Work to complete:
Report only the number of lines in this material that include "TextBlock".

Material provided:
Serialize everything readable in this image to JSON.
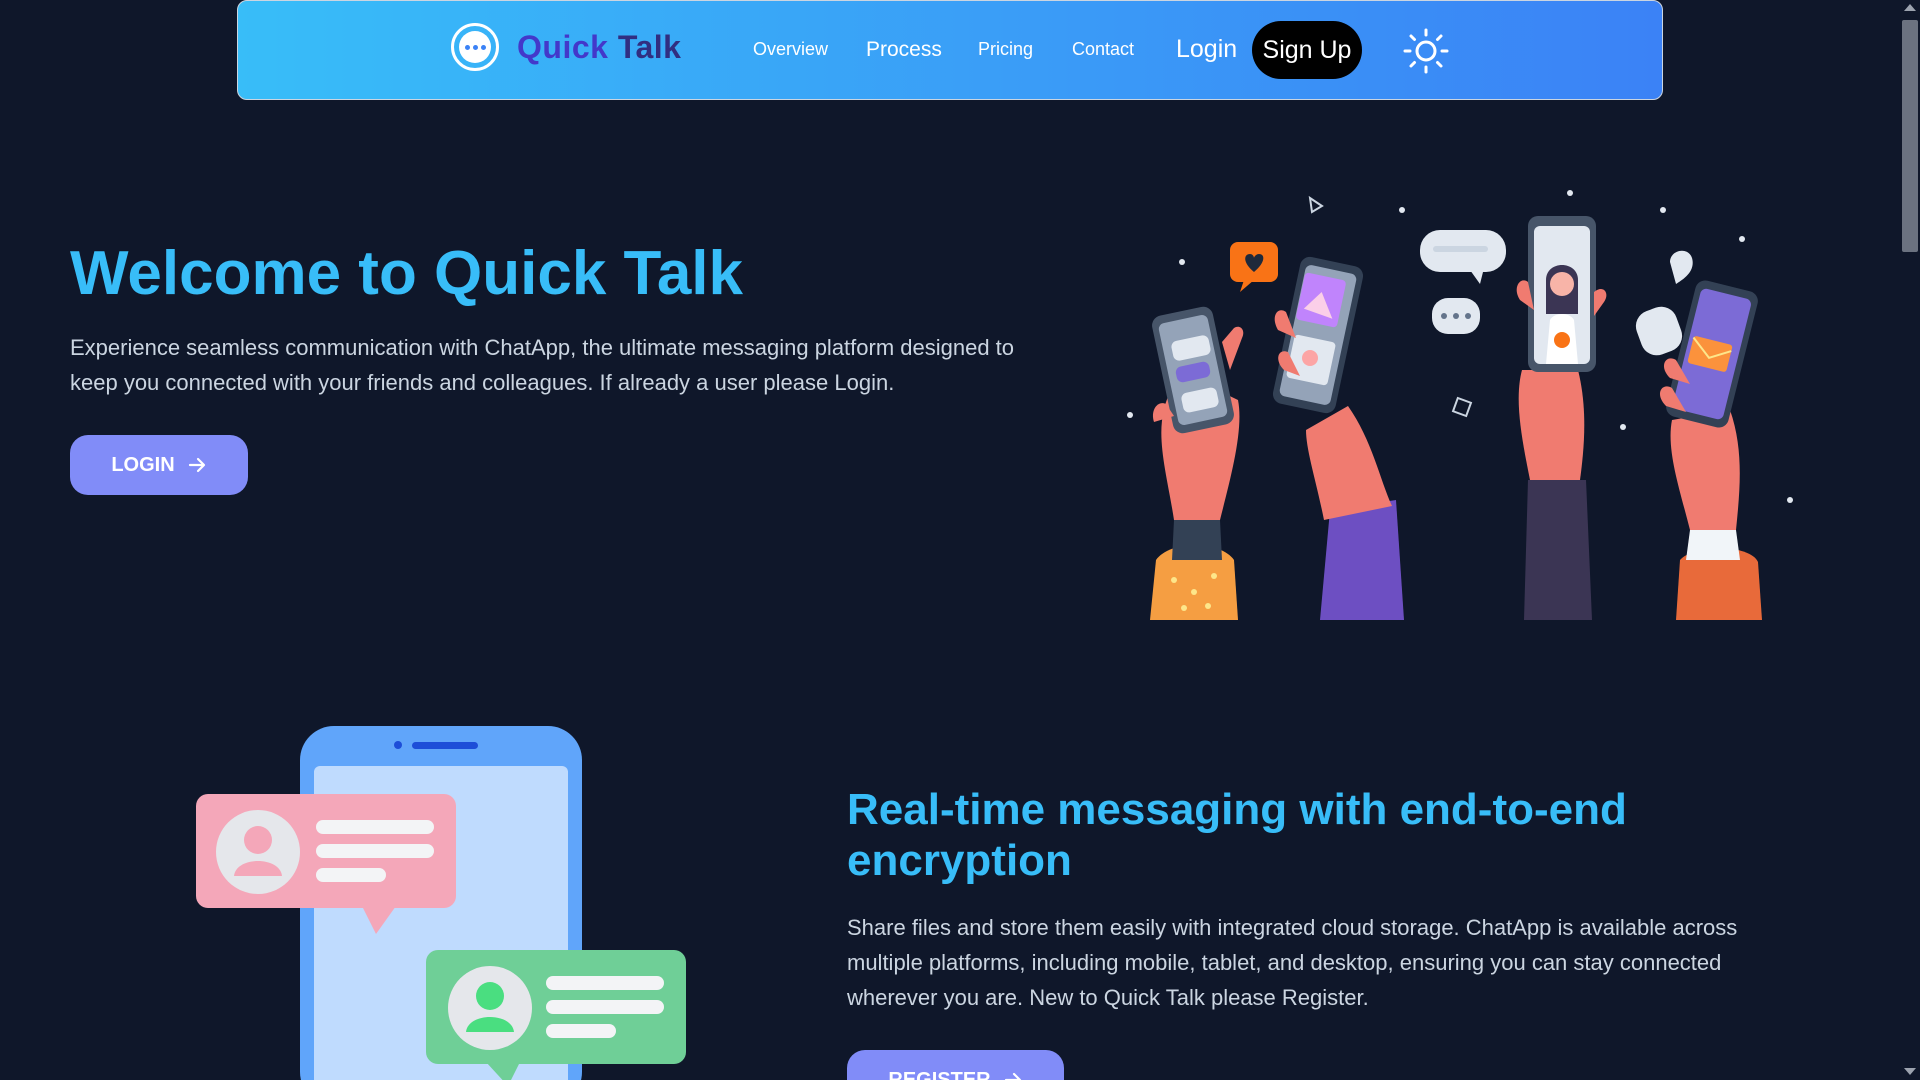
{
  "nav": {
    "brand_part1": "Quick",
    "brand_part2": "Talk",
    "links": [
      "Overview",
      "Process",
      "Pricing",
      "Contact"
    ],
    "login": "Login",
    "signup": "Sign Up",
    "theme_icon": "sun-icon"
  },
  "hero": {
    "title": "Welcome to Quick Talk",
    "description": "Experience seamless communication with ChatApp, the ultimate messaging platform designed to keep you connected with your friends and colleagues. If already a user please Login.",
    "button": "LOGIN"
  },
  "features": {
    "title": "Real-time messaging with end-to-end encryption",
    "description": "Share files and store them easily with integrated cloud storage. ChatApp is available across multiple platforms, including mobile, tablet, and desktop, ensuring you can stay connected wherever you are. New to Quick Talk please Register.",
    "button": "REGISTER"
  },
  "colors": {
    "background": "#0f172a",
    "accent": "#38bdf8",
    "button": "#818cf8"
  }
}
==
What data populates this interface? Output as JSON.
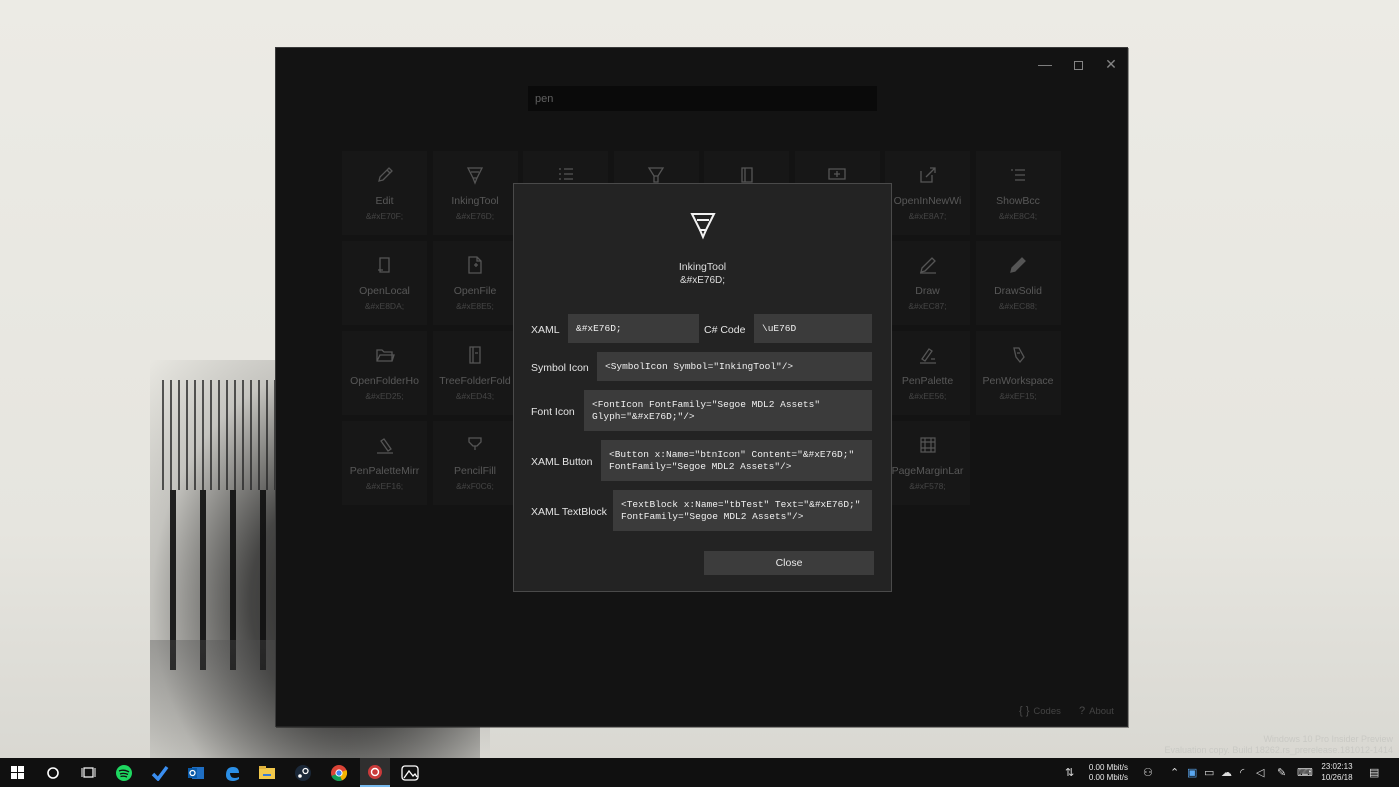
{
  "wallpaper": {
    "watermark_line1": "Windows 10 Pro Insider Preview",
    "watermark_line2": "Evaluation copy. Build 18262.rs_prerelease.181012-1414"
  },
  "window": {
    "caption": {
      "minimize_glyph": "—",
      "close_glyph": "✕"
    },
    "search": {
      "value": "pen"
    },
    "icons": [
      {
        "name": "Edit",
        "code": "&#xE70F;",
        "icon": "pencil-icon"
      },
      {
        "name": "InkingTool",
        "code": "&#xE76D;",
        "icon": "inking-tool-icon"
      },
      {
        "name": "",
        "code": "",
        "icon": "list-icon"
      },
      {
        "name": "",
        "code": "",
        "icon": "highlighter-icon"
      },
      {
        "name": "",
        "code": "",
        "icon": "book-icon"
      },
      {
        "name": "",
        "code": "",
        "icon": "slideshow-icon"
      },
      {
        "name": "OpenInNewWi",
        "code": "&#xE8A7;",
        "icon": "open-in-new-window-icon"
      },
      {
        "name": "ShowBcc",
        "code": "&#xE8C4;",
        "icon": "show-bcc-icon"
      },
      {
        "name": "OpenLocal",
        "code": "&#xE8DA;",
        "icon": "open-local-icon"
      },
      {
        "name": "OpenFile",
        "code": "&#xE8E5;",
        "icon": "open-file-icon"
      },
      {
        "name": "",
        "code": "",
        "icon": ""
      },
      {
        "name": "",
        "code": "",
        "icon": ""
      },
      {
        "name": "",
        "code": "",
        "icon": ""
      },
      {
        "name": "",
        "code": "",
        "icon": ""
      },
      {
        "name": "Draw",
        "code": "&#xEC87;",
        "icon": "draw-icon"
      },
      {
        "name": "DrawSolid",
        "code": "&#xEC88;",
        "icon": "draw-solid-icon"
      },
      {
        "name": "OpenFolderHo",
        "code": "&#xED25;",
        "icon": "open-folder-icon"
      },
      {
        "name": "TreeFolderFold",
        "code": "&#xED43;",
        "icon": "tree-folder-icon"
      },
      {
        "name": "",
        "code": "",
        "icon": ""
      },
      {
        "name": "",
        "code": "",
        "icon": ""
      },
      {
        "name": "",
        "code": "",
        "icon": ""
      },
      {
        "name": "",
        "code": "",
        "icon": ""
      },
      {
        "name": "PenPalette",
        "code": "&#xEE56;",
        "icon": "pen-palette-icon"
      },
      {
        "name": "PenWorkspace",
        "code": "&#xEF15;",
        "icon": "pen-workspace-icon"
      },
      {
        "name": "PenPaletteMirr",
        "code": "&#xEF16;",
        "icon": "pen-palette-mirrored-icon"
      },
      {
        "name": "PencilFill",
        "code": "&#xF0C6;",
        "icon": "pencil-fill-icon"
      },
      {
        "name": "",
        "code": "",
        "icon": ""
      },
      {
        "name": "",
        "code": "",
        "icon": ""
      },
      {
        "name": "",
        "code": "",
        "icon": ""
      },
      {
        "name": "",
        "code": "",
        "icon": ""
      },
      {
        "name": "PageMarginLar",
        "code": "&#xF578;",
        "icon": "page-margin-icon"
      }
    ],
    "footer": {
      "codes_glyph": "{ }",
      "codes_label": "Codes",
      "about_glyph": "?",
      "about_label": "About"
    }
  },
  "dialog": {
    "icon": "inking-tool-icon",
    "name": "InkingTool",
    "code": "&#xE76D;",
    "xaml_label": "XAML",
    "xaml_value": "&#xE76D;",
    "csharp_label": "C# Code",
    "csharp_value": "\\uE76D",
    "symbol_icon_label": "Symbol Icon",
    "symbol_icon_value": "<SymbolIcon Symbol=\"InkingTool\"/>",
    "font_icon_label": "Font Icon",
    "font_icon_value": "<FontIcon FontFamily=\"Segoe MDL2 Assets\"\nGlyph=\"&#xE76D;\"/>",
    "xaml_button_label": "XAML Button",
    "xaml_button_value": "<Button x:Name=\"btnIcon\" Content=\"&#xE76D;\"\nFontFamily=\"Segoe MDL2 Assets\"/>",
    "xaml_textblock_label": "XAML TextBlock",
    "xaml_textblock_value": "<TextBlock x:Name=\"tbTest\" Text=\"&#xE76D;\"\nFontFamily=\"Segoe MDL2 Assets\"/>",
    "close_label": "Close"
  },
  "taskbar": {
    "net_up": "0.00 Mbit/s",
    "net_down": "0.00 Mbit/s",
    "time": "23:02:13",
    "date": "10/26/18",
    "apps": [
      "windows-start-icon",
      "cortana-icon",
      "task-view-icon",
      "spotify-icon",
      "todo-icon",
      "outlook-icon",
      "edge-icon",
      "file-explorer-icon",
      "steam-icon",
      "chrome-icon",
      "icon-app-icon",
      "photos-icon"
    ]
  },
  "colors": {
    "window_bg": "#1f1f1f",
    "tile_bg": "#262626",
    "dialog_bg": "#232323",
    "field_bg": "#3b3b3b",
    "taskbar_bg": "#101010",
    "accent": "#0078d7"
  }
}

Output for this exercise:
2